___ RECORD EXTRACTS ___

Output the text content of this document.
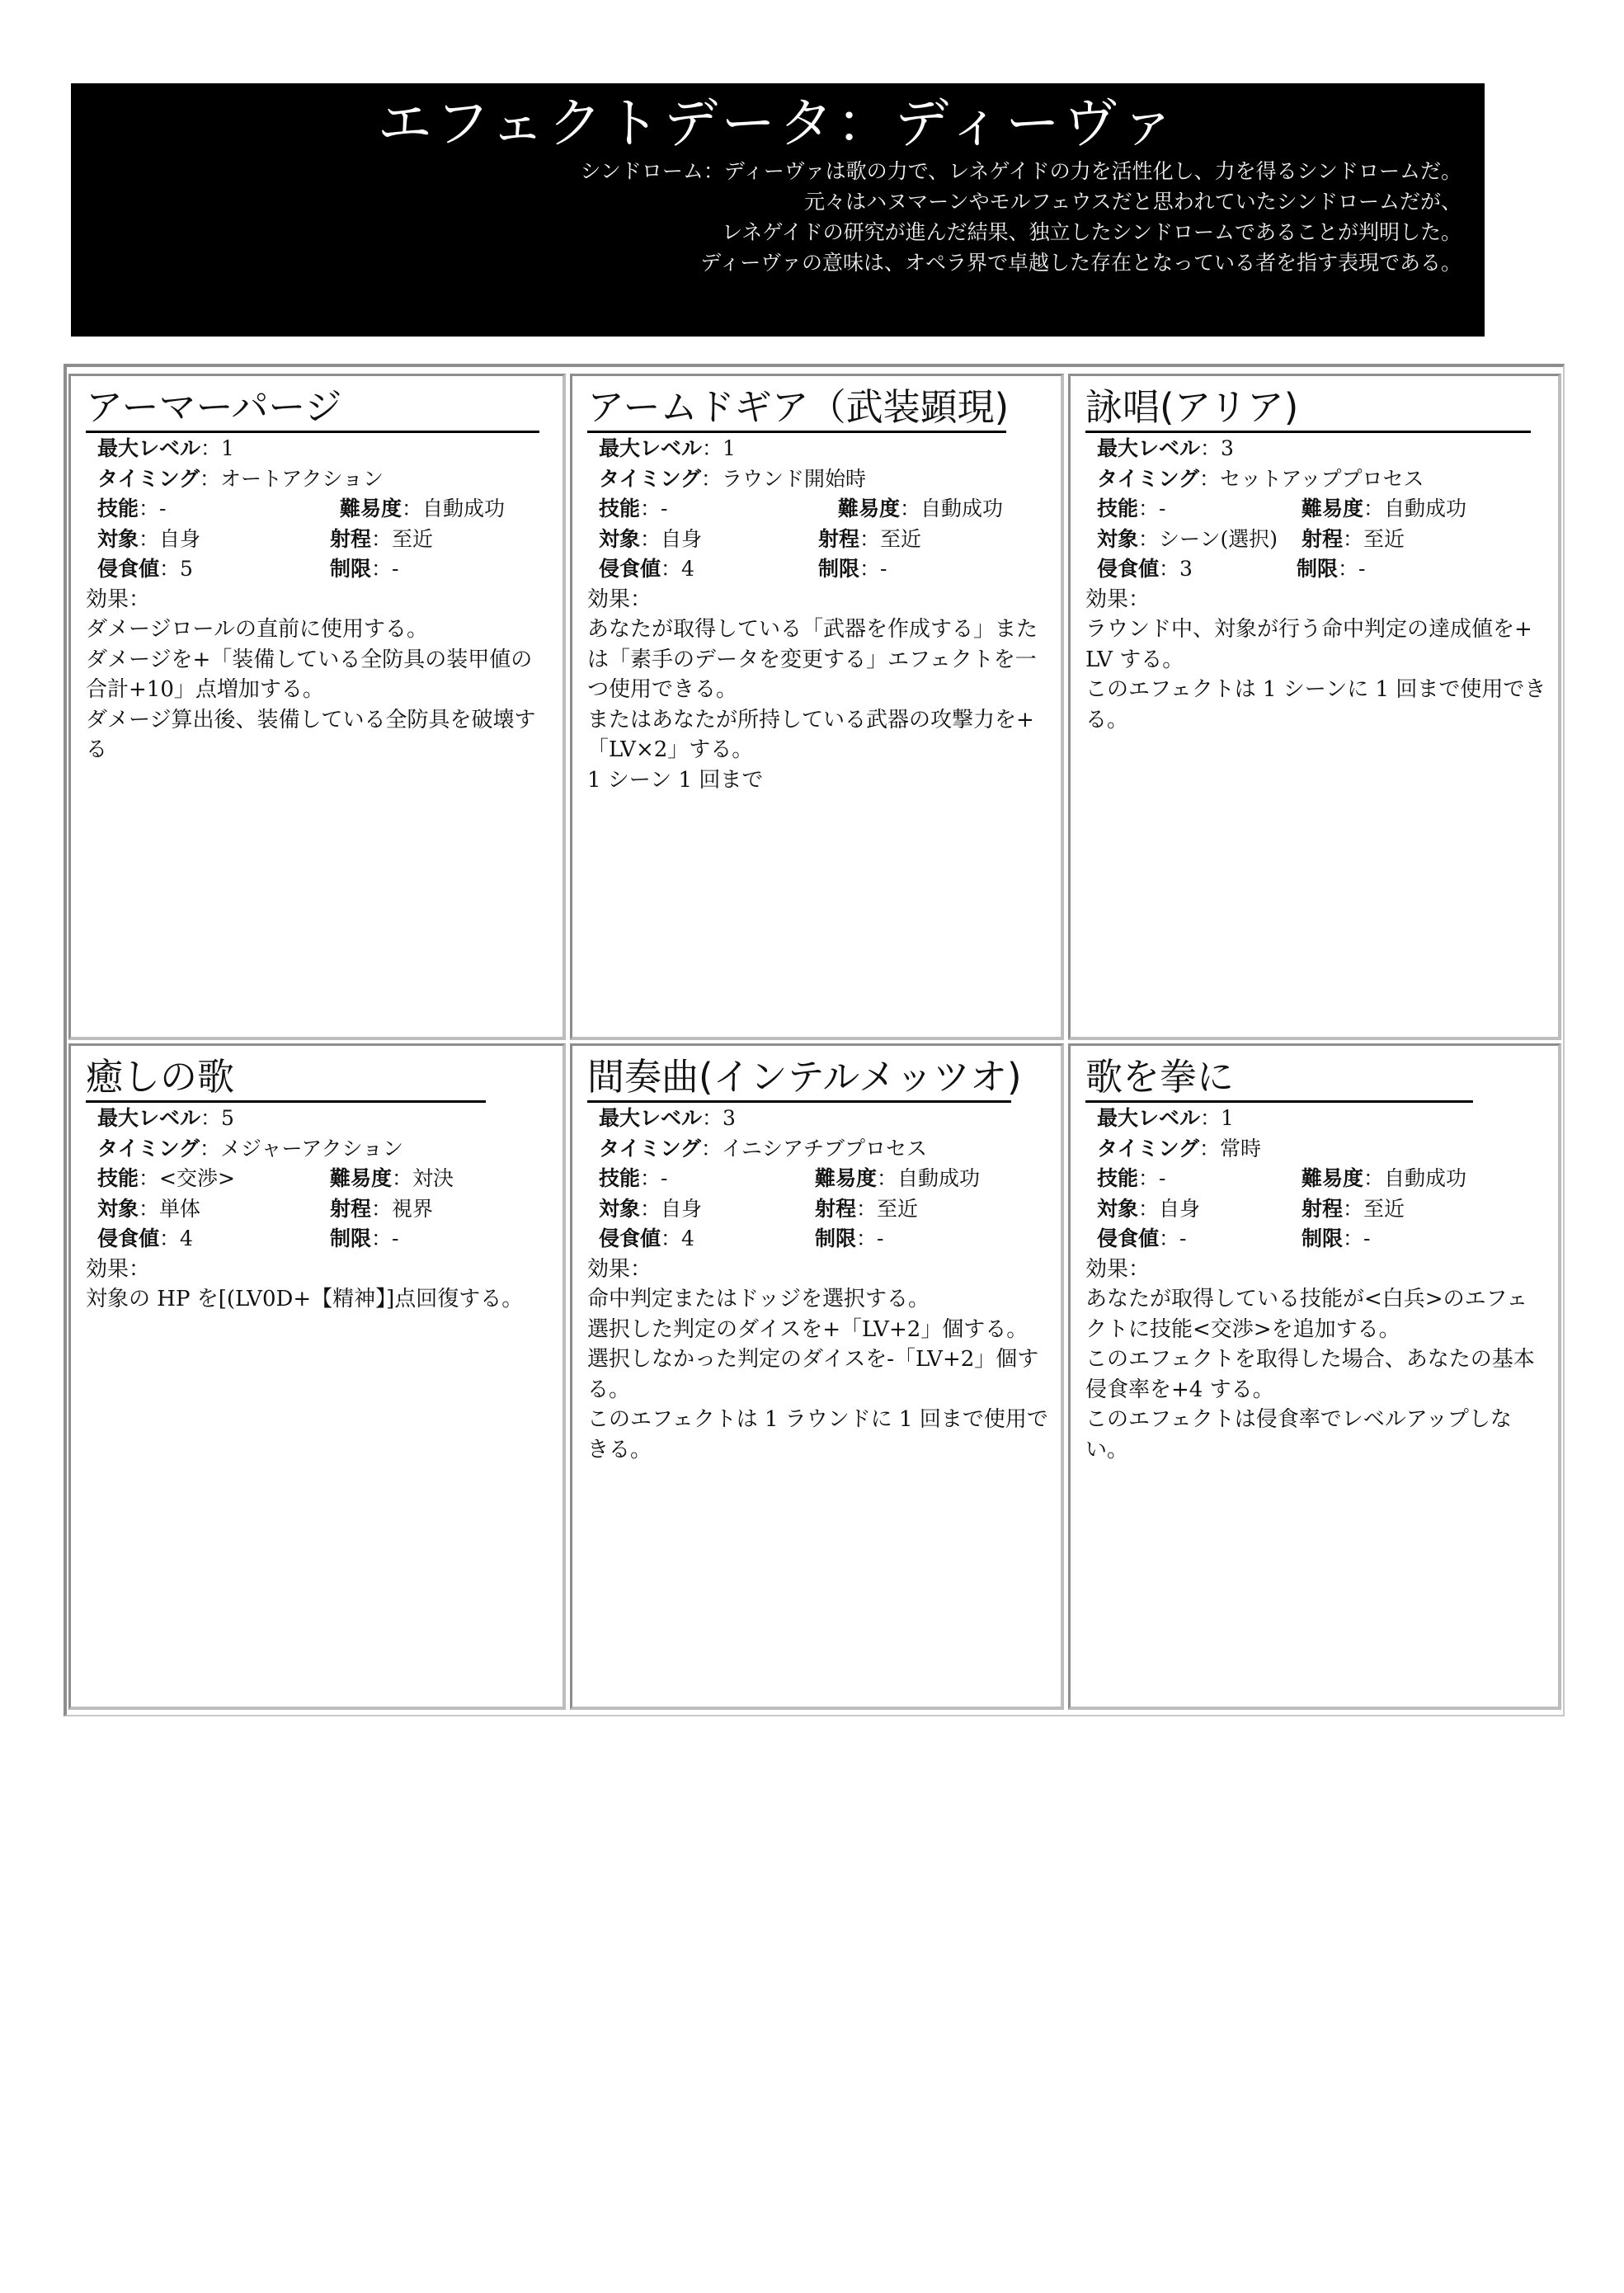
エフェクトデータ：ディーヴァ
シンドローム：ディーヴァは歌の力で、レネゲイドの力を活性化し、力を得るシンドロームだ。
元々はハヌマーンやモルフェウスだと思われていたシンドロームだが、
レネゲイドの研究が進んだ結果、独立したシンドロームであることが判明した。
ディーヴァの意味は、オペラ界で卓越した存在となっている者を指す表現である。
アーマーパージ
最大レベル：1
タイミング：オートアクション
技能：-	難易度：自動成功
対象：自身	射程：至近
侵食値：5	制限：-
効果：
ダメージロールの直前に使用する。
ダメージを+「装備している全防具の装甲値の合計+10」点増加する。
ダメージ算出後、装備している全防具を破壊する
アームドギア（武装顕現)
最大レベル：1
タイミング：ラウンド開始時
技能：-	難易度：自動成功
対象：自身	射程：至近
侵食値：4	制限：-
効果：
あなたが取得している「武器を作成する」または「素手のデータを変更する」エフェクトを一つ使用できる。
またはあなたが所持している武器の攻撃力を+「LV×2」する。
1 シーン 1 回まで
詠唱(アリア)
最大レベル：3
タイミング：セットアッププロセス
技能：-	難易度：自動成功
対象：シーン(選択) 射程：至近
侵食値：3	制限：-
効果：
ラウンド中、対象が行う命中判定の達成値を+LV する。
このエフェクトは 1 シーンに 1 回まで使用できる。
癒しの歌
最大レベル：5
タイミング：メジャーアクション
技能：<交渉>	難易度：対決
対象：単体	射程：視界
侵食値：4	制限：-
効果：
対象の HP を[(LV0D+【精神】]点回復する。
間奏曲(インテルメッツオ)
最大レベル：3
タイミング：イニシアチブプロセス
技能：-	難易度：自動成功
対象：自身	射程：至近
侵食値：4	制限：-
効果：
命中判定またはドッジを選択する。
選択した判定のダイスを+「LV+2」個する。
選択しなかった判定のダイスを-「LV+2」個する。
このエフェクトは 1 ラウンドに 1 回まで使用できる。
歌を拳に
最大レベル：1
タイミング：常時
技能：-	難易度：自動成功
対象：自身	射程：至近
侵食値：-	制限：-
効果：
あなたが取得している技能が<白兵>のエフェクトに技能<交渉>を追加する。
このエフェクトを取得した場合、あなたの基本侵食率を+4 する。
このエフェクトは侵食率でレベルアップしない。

___

_WRITTEN REQUEST:_ Word for word, quote the lines above. Omit the pictures.

_EXPECTED ANSWER:_
Output the text content of this document.
エフェクトデータ：ディーヴァ
シンドローム：ディーヴァは歌の力で、レネゲイドの力を活性化し、力を得るシンドロームだ。
元々はハヌマーンやモルフェウスだと思われていたシンドロームだが、
レネゲイドの研究が進んだ結果、独立したシンドロームであることが判明した。
ディーヴァの意味は、オペラ界で卓越した存在となっている者を指す表現である。
アーマーパージ
最大レベル：1
タイミング：オートアクション
技能：-	難易度：自動成功
対象：自身	射程：至近
侵食値：5	制限：-
効果：
ダメージロールの直前に使用する。
ダメージを+「装備している全防具の装甲値の合計+10」点増加する。
ダメージ算出後、装備している全防具を破壊する
アームドギア（武装顕現)
最大レベル：1
タイミング：ラウンド開始時
技能：-	難易度：自動成功
対象：自身	射程：至近
侵食値：4	制限：-
効果：
あなたが取得している「武器を作成する」または「素手のデータを変更する」エフェクトを一つ使用できる。
またはあなたが所持している武器の攻撃力を+「LV×2」する。
1 シーン 1 回まで
詠唱(アリア)
最大レベル：3
タイミング：セットアッププロセス
技能：-	難易度：自動成功
対象：シーン(選択) 射程：至近
侵食値：3	制限：-
効果：
ラウンド中、対象が行う命中判定の達成値を+LV する。
このエフェクトは 1 シーンに 1 回まで使用できる。
癒しの歌
最大レベル：5
タイミング：メジャーアクション
技能：<交渉>	難易度：対決
対象：単体	射程：視界
侵食値：4	制限：-
効果：
対象の HP を[(LV0D+【精神】]点回復する。
間奏曲(インテルメッツオ)
最大レベル：3
タイミング：イニシアチブプロセス
技能：-	難易度：自動成功
対象：自身	射程：至近
侵食値：4	制限：-
効果：
命中判定またはドッジを選択する。
選択した判定のダイスを+「LV+2」個する。
選択しなかった判定のダイスを-「LV+2」個する。
このエフェクトは 1 ラウンドに 1 回まで使用できる。
歌を拳に
最大レベル：1
タイミング：常時
技能：-	難易度：自動成功
対象：自身	射程：至近
侵食値：-	制限：-
効果：
あなたが取得している技能が<白兵>のエフェクトに技能<交渉>を追加する。
このエフェクトを取得した場合、あなたの基本侵食率を+4 する。
このエフェクトは侵食率でレベルアップしない。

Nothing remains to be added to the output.